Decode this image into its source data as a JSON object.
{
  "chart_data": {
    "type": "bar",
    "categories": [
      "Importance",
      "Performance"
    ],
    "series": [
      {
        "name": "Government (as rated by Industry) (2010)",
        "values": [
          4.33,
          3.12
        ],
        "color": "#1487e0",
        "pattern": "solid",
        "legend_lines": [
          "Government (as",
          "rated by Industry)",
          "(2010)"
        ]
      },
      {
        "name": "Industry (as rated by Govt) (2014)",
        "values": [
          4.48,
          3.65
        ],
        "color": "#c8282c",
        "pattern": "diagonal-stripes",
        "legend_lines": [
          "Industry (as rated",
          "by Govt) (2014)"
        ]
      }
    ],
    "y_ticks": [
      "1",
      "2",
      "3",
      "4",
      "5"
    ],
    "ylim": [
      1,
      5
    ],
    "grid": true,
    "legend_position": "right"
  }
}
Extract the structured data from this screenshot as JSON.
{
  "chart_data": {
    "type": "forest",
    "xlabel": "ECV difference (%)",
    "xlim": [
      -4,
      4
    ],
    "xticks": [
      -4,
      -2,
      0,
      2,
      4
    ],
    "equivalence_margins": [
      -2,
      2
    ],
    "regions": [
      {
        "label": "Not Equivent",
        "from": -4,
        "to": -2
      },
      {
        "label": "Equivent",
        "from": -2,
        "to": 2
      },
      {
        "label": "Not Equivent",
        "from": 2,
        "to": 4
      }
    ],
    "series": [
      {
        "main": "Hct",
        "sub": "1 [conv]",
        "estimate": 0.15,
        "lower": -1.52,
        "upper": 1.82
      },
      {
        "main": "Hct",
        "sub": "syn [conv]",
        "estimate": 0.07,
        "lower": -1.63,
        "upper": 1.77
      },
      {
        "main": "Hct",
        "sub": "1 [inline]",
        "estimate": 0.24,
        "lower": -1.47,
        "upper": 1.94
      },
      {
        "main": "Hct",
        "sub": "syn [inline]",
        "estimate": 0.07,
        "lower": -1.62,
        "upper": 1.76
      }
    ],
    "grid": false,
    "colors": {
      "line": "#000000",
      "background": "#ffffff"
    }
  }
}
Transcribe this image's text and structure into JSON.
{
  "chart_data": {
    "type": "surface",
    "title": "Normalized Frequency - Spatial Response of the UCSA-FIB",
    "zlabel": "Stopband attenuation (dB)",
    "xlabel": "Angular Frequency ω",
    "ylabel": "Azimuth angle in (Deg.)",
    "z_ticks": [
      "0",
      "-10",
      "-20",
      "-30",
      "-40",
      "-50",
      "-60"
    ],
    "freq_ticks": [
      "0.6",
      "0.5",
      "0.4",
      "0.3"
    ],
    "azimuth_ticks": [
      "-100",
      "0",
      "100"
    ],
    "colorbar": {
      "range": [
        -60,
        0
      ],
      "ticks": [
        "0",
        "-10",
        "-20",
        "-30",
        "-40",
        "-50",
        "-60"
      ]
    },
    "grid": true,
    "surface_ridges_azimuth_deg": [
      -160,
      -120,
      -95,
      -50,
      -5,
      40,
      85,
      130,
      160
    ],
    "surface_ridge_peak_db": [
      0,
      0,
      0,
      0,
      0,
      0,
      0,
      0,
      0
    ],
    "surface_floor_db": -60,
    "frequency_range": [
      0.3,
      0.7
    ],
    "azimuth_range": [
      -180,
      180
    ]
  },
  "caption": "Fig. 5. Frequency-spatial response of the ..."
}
----------
Where a line of the records above holds the word "pattern", copy that line.

        "pattern": "solid",
        "pattern": "diagonal-stripes",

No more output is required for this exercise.